Extract each line of the records below that contains the word "цилиндрических".

(Dataset entries)
==============================
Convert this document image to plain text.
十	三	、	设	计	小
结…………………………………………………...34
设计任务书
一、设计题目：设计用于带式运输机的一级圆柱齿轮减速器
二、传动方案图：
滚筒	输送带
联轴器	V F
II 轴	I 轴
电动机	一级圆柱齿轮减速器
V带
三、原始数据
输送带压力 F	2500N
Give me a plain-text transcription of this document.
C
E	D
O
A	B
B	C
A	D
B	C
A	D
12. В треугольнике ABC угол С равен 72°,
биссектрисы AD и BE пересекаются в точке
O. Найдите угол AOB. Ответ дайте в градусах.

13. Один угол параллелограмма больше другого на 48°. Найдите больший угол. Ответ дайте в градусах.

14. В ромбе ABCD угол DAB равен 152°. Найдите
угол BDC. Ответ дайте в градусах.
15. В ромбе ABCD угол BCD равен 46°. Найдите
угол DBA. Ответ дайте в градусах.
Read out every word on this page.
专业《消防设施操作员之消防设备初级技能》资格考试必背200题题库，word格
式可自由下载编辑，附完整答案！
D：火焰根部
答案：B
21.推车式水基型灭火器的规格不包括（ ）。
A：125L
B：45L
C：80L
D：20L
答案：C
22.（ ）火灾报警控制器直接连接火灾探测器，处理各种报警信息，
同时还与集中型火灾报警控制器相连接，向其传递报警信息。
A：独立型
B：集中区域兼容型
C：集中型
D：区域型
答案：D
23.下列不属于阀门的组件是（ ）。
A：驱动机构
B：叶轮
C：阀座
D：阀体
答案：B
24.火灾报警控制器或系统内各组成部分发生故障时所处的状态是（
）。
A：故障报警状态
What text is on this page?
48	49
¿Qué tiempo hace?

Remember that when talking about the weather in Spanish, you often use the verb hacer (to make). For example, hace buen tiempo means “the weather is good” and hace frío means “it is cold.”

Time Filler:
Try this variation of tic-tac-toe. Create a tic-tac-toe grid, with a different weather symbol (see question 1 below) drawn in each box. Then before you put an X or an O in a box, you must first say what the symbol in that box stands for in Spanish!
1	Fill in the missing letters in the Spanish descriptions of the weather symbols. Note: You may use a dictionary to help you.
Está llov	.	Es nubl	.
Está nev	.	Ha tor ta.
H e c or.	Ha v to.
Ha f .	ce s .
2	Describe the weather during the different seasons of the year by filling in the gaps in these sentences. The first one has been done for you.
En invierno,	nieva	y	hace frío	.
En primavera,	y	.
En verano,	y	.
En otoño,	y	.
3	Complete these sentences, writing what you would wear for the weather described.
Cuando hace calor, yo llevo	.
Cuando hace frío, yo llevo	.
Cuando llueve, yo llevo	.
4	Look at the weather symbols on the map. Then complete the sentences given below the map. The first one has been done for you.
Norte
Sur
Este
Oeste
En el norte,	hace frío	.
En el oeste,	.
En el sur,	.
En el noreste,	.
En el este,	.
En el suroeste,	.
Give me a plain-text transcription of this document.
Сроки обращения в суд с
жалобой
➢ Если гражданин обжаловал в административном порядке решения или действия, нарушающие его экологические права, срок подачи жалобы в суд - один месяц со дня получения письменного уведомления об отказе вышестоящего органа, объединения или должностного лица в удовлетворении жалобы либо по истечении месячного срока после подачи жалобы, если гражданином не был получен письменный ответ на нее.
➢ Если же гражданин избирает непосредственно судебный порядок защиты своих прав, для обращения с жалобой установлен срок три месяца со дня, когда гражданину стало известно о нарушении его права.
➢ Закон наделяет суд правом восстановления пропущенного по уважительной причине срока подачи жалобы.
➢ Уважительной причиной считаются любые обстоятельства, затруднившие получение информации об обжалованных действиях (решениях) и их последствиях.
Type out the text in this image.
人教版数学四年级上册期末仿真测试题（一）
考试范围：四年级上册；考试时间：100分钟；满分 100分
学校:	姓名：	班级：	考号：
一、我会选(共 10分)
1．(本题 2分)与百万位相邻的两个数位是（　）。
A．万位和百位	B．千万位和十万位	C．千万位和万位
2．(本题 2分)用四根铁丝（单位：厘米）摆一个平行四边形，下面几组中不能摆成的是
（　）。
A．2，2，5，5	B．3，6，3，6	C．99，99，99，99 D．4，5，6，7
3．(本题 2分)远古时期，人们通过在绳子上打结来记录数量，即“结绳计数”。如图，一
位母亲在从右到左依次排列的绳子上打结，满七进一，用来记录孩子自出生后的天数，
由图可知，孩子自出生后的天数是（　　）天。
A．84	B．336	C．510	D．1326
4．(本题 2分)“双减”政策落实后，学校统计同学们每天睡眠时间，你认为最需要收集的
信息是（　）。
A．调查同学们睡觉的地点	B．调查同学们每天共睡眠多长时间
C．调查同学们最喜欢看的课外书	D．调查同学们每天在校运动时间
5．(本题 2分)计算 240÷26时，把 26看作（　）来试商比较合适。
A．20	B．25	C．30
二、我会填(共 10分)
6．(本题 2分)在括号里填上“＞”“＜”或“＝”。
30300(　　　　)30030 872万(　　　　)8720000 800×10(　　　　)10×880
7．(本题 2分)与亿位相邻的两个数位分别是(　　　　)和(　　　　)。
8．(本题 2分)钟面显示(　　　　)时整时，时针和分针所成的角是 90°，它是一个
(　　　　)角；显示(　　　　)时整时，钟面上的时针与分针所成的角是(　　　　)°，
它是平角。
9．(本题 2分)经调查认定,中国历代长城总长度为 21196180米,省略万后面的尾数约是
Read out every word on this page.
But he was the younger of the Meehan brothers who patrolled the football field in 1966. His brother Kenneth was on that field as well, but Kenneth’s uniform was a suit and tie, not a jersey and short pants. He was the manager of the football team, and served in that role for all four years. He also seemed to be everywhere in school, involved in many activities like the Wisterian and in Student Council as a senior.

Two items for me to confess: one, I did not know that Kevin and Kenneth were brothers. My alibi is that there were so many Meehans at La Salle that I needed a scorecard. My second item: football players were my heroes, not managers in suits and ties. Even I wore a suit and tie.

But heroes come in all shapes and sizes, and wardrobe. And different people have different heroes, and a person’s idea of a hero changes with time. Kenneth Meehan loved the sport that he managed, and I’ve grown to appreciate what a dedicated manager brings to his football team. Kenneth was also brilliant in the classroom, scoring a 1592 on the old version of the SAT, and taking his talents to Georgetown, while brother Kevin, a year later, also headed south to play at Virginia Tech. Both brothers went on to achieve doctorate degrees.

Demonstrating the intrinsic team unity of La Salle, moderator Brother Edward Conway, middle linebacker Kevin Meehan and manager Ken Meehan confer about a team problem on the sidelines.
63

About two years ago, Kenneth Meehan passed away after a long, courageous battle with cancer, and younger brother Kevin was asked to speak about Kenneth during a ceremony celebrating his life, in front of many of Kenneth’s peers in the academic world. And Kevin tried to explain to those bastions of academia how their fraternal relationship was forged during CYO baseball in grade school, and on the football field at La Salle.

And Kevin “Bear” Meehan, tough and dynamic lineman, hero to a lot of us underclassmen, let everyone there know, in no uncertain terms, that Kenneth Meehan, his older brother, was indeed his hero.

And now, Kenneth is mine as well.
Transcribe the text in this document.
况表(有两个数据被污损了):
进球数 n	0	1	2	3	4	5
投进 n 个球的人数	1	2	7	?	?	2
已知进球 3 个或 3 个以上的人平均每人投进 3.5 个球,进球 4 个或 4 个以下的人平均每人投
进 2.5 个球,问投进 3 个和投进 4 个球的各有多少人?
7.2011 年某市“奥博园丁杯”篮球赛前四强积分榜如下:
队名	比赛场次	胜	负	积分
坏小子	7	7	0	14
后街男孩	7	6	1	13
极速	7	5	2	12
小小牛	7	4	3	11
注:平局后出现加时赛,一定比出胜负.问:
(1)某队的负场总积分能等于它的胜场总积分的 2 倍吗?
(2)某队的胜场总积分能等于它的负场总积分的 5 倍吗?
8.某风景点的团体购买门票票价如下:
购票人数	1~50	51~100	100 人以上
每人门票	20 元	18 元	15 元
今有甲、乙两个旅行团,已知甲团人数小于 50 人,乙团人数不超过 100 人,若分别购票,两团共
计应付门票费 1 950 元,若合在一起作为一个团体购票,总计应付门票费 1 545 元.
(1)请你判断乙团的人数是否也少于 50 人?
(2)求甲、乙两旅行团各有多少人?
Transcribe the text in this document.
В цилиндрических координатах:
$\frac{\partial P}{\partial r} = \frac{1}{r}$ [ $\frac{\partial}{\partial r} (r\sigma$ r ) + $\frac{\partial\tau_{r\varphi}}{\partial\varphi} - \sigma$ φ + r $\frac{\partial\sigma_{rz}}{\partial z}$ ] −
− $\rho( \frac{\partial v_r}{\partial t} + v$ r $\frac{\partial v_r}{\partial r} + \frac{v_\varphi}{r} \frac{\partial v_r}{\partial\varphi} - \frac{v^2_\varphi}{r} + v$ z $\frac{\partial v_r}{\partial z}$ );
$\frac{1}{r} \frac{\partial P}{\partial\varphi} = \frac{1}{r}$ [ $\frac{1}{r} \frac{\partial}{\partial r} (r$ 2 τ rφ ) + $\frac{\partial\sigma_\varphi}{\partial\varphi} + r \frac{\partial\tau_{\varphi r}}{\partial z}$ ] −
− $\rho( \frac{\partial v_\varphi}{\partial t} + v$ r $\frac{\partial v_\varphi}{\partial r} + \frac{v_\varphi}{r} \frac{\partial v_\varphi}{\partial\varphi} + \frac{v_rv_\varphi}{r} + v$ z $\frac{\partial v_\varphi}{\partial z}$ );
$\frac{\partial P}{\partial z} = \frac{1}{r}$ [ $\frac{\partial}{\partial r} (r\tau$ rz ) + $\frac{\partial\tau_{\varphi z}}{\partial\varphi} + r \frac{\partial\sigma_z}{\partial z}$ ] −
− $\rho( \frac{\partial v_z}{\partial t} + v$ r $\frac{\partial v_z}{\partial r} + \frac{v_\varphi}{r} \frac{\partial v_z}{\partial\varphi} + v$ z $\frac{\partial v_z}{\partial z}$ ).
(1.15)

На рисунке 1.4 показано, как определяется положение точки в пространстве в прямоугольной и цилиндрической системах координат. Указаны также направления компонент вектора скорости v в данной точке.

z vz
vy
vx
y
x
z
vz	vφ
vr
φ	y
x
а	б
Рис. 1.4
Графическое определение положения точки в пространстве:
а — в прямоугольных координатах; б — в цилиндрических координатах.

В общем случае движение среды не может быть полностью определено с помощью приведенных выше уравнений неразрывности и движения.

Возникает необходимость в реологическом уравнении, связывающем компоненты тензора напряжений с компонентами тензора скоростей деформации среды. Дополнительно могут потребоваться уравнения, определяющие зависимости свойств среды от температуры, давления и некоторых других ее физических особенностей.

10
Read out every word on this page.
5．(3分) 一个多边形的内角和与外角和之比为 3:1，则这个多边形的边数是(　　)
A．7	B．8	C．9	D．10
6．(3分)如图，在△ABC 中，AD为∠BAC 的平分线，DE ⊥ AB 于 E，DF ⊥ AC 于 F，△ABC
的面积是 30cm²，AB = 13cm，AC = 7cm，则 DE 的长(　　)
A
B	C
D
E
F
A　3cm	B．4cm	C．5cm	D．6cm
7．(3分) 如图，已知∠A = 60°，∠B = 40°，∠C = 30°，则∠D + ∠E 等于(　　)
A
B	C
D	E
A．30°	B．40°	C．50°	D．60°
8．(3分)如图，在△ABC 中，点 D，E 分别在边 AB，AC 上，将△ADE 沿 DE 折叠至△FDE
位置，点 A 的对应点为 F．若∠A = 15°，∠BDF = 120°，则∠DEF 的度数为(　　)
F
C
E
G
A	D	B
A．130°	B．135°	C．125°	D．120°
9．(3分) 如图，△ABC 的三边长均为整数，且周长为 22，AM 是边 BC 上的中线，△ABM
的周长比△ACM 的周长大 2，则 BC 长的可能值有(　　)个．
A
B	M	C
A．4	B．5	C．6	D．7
==============================
● Written response
В цилиндрических координатах:
а — в прямоугольных координатах; б — в цилиндрических координатах.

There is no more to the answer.